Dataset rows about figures
:::

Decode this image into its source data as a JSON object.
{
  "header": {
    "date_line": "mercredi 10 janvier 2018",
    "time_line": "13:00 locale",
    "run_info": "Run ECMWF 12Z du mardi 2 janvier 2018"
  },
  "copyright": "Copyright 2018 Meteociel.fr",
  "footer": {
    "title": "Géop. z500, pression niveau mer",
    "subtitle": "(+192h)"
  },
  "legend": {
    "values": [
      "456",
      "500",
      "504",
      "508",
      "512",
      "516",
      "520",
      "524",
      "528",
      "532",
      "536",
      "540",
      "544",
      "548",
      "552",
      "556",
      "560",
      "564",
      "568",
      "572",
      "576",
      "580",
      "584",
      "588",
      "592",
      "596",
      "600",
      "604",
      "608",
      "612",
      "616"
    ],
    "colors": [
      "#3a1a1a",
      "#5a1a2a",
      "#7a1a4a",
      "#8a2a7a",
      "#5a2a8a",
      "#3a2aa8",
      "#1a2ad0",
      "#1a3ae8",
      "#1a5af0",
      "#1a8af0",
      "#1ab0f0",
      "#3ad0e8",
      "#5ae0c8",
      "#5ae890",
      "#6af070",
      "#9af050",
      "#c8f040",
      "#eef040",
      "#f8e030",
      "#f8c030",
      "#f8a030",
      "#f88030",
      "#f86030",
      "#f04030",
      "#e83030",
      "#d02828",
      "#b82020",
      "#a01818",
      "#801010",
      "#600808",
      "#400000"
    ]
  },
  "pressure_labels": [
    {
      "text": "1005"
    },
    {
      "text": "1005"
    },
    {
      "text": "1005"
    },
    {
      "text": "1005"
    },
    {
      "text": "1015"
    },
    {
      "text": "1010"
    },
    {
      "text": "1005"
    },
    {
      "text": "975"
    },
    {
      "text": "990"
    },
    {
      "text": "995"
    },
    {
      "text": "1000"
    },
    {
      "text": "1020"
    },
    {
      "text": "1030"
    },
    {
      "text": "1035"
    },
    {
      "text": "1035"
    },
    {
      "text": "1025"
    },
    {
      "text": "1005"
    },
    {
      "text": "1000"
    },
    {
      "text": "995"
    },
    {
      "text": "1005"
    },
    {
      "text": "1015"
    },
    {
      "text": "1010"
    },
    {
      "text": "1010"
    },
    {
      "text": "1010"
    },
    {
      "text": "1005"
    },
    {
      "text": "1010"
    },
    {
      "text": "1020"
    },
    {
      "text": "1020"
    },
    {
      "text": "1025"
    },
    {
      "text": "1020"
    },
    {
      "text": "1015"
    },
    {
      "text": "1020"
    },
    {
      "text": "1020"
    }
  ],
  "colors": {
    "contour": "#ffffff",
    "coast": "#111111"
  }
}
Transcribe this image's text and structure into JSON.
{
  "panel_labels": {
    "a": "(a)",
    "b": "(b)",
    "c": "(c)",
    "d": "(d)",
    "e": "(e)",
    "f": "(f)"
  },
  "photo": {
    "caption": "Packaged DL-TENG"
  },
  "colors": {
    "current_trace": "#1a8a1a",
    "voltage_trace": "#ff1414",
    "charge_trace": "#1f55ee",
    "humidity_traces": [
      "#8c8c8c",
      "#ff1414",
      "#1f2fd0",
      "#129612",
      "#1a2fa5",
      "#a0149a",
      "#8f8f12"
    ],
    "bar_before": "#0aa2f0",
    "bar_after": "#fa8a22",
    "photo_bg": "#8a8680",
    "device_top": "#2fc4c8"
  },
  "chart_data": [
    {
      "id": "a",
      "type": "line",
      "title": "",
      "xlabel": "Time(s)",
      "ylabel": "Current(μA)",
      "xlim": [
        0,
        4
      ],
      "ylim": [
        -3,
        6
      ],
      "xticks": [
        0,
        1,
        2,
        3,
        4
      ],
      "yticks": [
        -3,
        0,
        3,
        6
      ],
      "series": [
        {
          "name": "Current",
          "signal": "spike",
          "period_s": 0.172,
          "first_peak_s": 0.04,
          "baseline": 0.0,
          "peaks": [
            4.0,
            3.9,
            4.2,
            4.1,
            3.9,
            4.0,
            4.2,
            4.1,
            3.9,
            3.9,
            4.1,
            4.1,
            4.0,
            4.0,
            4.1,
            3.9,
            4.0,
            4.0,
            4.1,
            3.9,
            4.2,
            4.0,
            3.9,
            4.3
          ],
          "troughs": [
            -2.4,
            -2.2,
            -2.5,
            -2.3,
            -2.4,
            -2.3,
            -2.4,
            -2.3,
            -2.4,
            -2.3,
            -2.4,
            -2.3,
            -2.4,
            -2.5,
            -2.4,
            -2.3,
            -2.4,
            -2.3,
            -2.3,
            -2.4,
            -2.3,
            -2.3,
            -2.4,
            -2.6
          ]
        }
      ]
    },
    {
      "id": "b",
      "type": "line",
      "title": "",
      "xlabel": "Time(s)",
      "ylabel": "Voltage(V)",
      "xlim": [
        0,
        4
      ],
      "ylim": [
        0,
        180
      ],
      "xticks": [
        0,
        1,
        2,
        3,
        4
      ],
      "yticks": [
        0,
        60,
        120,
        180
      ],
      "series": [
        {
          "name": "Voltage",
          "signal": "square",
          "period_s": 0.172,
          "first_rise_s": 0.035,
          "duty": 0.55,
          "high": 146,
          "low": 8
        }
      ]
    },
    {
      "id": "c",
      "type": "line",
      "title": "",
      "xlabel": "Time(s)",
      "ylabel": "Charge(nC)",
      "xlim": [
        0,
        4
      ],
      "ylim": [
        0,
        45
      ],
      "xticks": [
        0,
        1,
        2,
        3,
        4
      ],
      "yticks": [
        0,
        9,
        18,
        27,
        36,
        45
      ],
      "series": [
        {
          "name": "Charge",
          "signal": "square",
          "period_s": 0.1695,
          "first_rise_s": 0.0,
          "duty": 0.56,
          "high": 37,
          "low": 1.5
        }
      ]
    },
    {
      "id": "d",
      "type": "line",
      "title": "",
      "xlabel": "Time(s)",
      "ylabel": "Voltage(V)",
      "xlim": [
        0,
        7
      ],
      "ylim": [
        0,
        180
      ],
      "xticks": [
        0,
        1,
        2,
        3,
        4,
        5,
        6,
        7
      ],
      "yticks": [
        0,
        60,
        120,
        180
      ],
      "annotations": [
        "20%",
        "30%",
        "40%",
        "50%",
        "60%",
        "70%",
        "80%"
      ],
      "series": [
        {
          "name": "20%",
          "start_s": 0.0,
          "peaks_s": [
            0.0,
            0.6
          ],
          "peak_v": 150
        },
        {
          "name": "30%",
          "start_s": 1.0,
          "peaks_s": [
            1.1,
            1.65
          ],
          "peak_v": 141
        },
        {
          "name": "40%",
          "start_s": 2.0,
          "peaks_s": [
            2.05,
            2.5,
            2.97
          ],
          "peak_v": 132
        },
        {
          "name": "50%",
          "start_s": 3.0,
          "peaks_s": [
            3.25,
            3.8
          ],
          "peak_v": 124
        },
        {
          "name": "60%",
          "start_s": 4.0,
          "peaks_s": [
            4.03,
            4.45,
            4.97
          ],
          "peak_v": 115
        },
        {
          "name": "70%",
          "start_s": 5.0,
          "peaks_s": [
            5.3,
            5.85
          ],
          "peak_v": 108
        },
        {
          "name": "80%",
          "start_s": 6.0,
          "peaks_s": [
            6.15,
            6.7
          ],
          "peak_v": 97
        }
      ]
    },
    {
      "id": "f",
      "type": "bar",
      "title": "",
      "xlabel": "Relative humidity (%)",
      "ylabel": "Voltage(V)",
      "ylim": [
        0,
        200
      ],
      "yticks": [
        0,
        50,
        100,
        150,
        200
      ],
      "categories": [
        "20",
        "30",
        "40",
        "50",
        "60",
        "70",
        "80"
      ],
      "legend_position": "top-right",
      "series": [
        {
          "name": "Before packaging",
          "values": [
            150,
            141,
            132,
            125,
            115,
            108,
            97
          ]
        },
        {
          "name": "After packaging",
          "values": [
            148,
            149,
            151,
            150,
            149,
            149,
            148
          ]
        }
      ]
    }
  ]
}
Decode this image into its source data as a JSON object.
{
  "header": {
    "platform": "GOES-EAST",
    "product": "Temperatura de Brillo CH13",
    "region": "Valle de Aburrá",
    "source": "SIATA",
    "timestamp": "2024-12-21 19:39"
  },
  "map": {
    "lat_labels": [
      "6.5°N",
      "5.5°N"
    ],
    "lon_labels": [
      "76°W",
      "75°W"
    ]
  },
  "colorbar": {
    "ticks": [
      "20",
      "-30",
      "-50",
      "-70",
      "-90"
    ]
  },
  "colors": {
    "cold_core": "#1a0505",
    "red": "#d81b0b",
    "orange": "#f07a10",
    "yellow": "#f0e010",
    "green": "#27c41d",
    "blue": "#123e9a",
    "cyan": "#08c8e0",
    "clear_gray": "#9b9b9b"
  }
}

:::

Scan the entries above. Copy each line that has the string "janvier".

### Answer in full:
    "date_line": "mercredi 10 janvier 2018",
    "run_info": "Run ECMWF 12Z du mardi 2 janvier 2018"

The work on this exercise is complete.